Work required: Present each line of the entries below that holds the word "text".

Stored records
_____

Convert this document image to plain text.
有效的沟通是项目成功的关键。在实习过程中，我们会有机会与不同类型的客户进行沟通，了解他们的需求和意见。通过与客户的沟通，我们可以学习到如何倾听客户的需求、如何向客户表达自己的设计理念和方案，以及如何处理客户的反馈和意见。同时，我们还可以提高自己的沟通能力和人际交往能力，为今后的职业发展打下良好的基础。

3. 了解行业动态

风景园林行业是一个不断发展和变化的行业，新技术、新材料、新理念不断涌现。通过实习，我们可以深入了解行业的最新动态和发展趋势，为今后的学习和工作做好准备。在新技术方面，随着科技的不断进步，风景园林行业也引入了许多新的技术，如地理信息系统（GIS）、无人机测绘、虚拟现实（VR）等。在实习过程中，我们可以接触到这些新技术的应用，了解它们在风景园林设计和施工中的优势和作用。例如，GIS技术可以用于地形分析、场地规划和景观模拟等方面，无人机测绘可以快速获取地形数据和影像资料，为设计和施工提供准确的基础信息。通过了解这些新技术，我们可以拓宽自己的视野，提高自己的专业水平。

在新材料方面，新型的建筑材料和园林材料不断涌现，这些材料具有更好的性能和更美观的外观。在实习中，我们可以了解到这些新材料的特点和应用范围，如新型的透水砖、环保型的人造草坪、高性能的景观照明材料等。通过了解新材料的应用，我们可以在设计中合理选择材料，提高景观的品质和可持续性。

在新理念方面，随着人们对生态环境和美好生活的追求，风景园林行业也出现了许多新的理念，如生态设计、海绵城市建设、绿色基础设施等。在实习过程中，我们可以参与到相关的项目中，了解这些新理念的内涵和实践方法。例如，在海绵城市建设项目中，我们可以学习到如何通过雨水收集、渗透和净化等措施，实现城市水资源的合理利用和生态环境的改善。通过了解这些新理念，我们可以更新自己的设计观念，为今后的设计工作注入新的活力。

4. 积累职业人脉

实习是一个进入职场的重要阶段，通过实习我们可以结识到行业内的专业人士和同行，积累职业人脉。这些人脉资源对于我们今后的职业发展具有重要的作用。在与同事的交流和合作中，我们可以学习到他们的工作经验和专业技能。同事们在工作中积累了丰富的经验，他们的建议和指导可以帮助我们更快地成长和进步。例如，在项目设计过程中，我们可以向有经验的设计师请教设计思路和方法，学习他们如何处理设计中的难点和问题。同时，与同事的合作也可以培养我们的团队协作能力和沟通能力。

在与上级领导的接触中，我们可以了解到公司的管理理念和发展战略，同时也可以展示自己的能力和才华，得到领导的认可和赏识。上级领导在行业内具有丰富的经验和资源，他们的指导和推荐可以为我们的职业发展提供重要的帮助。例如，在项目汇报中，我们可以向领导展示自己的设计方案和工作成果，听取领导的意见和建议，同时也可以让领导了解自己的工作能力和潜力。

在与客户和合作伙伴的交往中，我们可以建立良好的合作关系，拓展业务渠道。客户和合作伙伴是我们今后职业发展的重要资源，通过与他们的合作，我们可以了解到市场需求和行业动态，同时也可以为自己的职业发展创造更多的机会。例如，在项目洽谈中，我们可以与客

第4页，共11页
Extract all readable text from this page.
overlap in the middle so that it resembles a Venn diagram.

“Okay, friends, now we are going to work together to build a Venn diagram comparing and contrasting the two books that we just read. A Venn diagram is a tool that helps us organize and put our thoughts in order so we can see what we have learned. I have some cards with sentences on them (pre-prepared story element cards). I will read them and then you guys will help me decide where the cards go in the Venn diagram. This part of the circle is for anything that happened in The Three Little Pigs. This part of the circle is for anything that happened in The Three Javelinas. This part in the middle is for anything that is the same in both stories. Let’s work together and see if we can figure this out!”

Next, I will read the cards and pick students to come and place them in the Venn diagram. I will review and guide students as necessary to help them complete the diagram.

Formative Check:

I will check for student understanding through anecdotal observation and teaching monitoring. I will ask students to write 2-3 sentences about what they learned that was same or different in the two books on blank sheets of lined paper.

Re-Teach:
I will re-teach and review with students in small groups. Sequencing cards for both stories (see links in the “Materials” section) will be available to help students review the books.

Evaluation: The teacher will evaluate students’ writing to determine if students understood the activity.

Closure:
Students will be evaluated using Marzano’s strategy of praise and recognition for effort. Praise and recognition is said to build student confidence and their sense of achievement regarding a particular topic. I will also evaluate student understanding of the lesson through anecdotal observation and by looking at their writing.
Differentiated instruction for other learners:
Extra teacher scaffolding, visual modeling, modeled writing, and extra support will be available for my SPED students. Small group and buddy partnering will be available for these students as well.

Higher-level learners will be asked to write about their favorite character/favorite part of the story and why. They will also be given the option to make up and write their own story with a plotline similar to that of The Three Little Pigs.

_____

Response:
Convert this document image to plain text.
Extract all readable text from this page.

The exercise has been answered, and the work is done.